Transcribe the listing below word for word.
##### MATERIAL FOR THIS TASK
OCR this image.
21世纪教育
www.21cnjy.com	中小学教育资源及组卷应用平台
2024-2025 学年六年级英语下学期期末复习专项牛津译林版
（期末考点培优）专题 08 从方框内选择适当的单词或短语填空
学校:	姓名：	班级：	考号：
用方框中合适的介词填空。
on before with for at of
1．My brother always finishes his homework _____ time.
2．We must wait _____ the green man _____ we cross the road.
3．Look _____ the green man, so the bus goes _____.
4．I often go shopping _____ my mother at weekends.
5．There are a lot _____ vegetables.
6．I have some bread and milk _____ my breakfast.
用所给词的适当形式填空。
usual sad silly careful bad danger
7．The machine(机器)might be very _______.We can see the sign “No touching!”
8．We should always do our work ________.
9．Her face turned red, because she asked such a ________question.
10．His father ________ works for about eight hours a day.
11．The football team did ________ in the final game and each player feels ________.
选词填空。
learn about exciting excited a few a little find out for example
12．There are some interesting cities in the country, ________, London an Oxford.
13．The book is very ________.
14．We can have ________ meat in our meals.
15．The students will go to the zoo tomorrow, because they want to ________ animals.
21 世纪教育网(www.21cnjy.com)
##########
EXERCISE RESULT:
OCR this image.
21世纪教育
www.21cnjy.com	中小学教育资源及组卷应用平台
2024-2025 学年六年级英语下学期期末复习专项牛津译林版
（期末考点培优）专题 08 从方框内选择适当的单词或短语填空
学校:	姓名：	班级：	考号：
用方框中合适的介词填空。
on before with for at of
1．My brother always finishes his homework _____ time.
2．We must wait _____ the green man _____ we cross the road.
3．Look _____ the green man, so the bus goes _____.
4．I often go shopping _____ my mother at weekends.
5．There are a lot _____ vegetables.
6．I have some bread and milk _____ my breakfast.
用所给词的适当形式填空。
usual sad silly careful bad danger
7．The machine(机器)might be very _______.We can see the sign “No touching!”
8．We should always do our work ________.
9．Her face turned red, because she asked such a ________question.
10．His father ________ works for about eight hours a day.
11．The football team did ________ in the final game and each player feels ________.
选词填空。
learn about exciting excited a few a little find out for example
12．There are some interesting cities in the country, ________, London an Oxford.
13．The book is very ________.
14．We can have ________ meat in our meals.
15．The students will go to the zoo tomorrow, because they want to ________ animals.
21 世纪教育网(www.21cnjy.com)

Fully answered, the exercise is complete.